* **Prompt**
Your task is to repeat the lines below exactly, excluding any pictures they contain.

───── Information supplied

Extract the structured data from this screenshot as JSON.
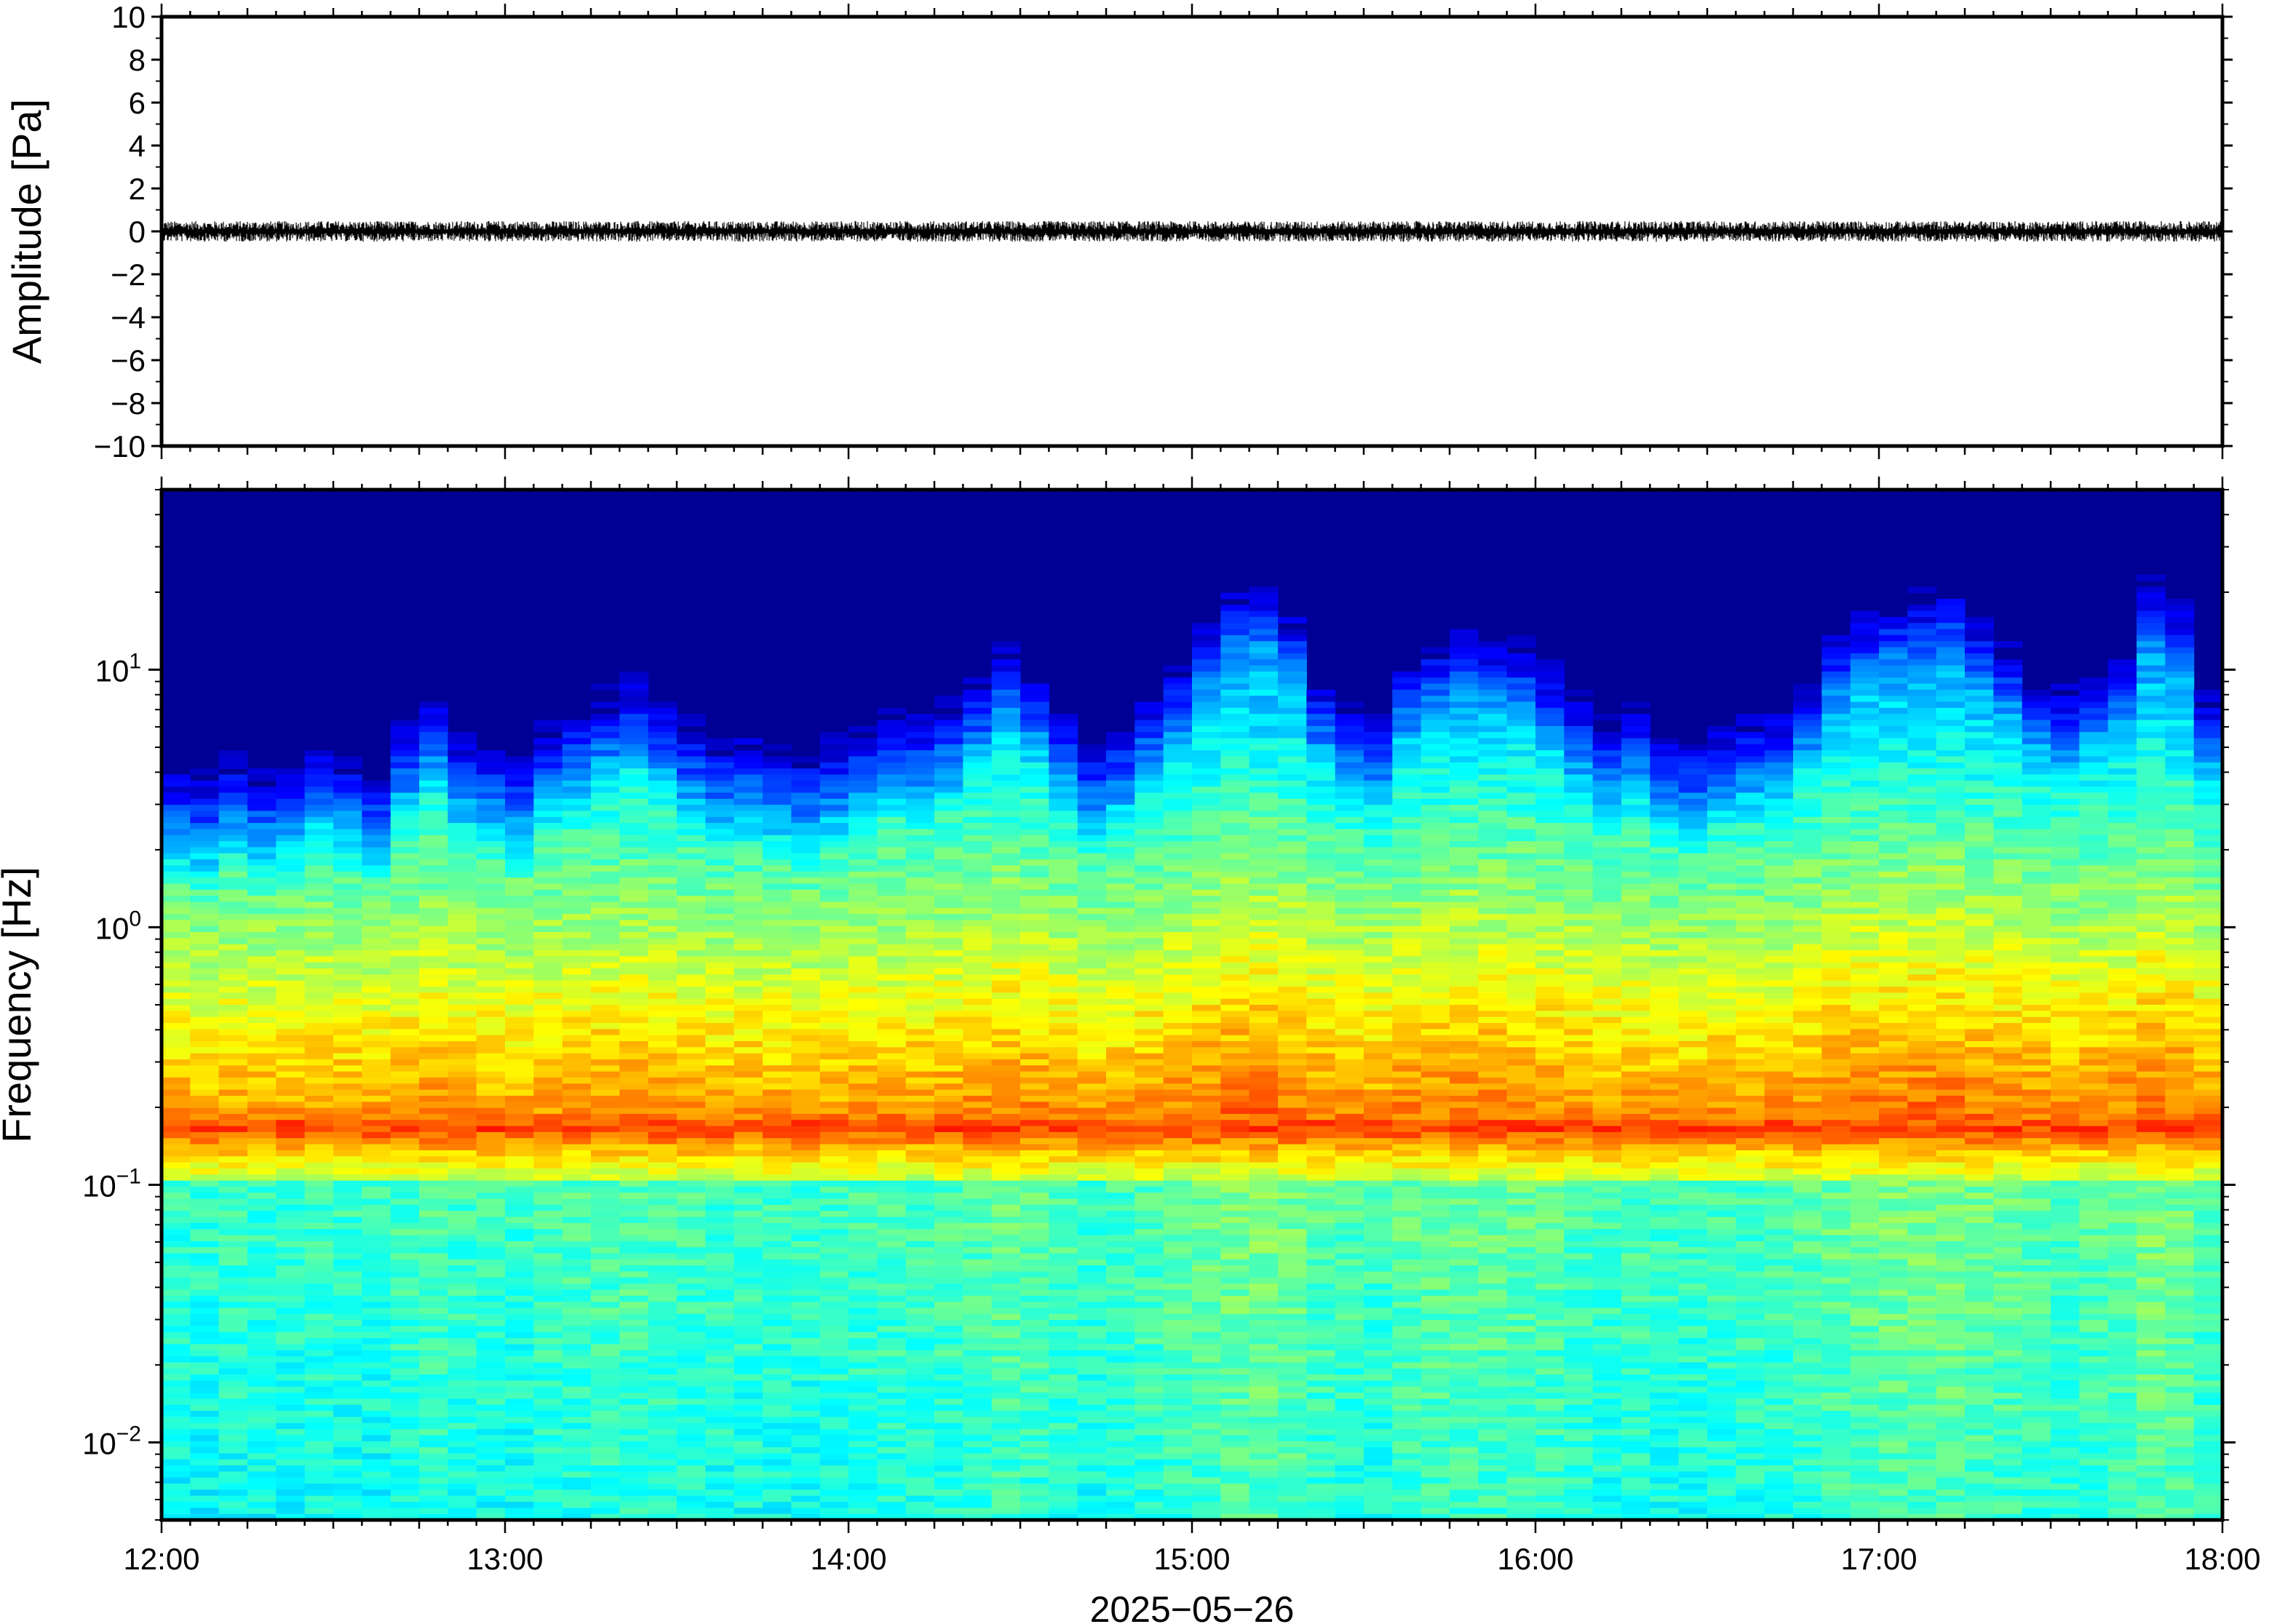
{
  "figure": {
    "date_label": "2025−05−26"
  },
  "chart_data": [
    {
      "type": "line",
      "ylabel": "Amplitude [Pa]",
      "xlabel": "",
      "xlim": [
        "12:00",
        "18:00"
      ],
      "ylim": [
        -10,
        10
      ],
      "y_ticks": [
        10,
        8,
        6,
        4,
        2,
        0,
        -2,
        -4,
        -6,
        -8,
        -10
      ],
      "y_tick_labels": [
        "10",
        "8",
        "6",
        "4",
        "2",
        "0",
        "−2",
        "−4",
        "−6",
        "−8",
        "−10"
      ],
      "grid": false,
      "series": [
        {
          "x_range": [
            "12:00",
            "18:00"
          ],
          "mean": 0,
          "peak_abs": 0.4,
          "color": "#000000"
        }
      ]
    },
    {
      "type": "heatmap",
      "ylabel": "Frequency [Hz]",
      "xlabel": "2025−05−26",
      "x_ticks": [
        "12:00",
        "13:00",
        "14:00",
        "15:00",
        "16:00",
        "17:00",
        "18:00"
      ],
      "y_scale": "log",
      "ylim": [
        0.005,
        50
      ],
      "y_ticks": [
        10,
        1,
        0.1,
        0.01
      ],
      "y_tick_labels": [
        {
          "base": "10",
          "exp": "1"
        },
        {
          "base": "10",
          "exp": "0"
        },
        {
          "base": "10",
          "exp": "−1"
        },
        {
          "base": "10",
          "exp": "−2"
        }
      ],
      "colormap": "jet",
      "dominant_band_hz": [
        0.14,
        0.2
      ],
      "time_columns": 72,
      "column_activity": [
        0.3,
        0.28,
        0.35,
        0.3,
        0.32,
        0.4,
        0.35,
        0.3,
        0.45,
        0.55,
        0.42,
        0.38,
        0.35,
        0.45,
        0.5,
        0.55,
        0.6,
        0.52,
        0.45,
        0.4,
        0.42,
        0.38,
        0.36,
        0.4,
        0.44,
        0.5,
        0.48,
        0.52,
        0.6,
        0.72,
        0.62,
        0.5,
        0.4,
        0.45,
        0.55,
        0.65,
        0.78,
        0.9,
        0.92,
        0.82,
        0.6,
        0.52,
        0.48,
        0.66,
        0.72,
        0.76,
        0.74,
        0.72,
        0.64,
        0.54,
        0.46,
        0.5,
        0.42,
        0.4,
        0.44,
        0.48,
        0.5,
        0.6,
        0.75,
        0.82,
        0.86,
        0.88,
        0.9,
        0.8,
        0.72,
        0.62,
        0.58,
        0.64,
        0.7,
        0.92,
        0.85,
        0.55
      ],
      "grid": false
    }
  ]
}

──────────

* **Expected answer**
Extract the structured data from this screenshot as JSON.
{
  "figure": {
    "date_label": "2025−05−26"
  },
  "chart_data": [
    {
      "type": "line",
      "ylabel": "Amplitude [Pa]",
      "xlabel": "",
      "xlim": [
        "12:00",
        "18:00"
      ],
      "ylim": [
        -10,
        10
      ],
      "y_ticks": [
        10,
        8,
        6,
        4,
        2,
        0,
        -2,
        -4,
        -6,
        -8,
        -10
      ],
      "y_tick_labels": [
        "10",
        "8",
        "6",
        "4",
        "2",
        "0",
        "−2",
        "−4",
        "−6",
        "−8",
        "−10"
      ],
      "grid": false,
      "series": [
        {
          "x_range": [
            "12:00",
            "18:00"
          ],
          "mean": 0,
          "peak_abs": 0.4,
          "color": "#000000"
        }
      ]
    },
    {
      "type": "heatmap",
      "ylabel": "Frequency [Hz]",
      "xlabel": "2025−05−26",
      "x_ticks": [
        "12:00",
        "13:00",
        "14:00",
        "15:00",
        "16:00",
        "17:00",
        "18:00"
      ],
      "y_scale": "log",
      "ylim": [
        0.005,
        50
      ],
      "y_ticks": [
        10,
        1,
        0.1,
        0.01
      ],
      "y_tick_labels": [
        {
          "base": "10",
          "exp": "1"
        },
        {
          "base": "10",
          "exp": "0"
        },
        {
          "base": "10",
          "exp": "−1"
        },
        {
          "base": "10",
          "exp": "−2"
        }
      ],
      "colormap": "jet",
      "dominant_band_hz": [
        0.14,
        0.2
      ],
      "time_columns": 72,
      "column_activity": [
        0.3,
        0.28,
        0.35,
        0.3,
        0.32,
        0.4,
        0.35,
        0.3,
        0.45,
        0.55,
        0.42,
        0.38,
        0.35,
        0.45,
        0.5,
        0.55,
        0.6,
        0.52,
        0.45,
        0.4,
        0.42,
        0.38,
        0.36,
        0.4,
        0.44,
        0.5,
        0.48,
        0.52,
        0.6,
        0.72,
        0.62,
        0.5,
        0.4,
        0.45,
        0.55,
        0.65,
        0.78,
        0.9,
        0.92,
        0.82,
        0.6,
        0.52,
        0.48,
        0.66,
        0.72,
        0.76,
        0.74,
        0.72,
        0.64,
        0.54,
        0.46,
        0.5,
        0.42,
        0.4,
        0.44,
        0.48,
        0.5,
        0.6,
        0.75,
        0.82,
        0.86,
        0.88,
        0.9,
        0.8,
        0.72,
        0.62,
        0.58,
        0.64,
        0.7,
        0.92,
        0.85,
        0.55
      ],
      "grid": false
    }
  ]
}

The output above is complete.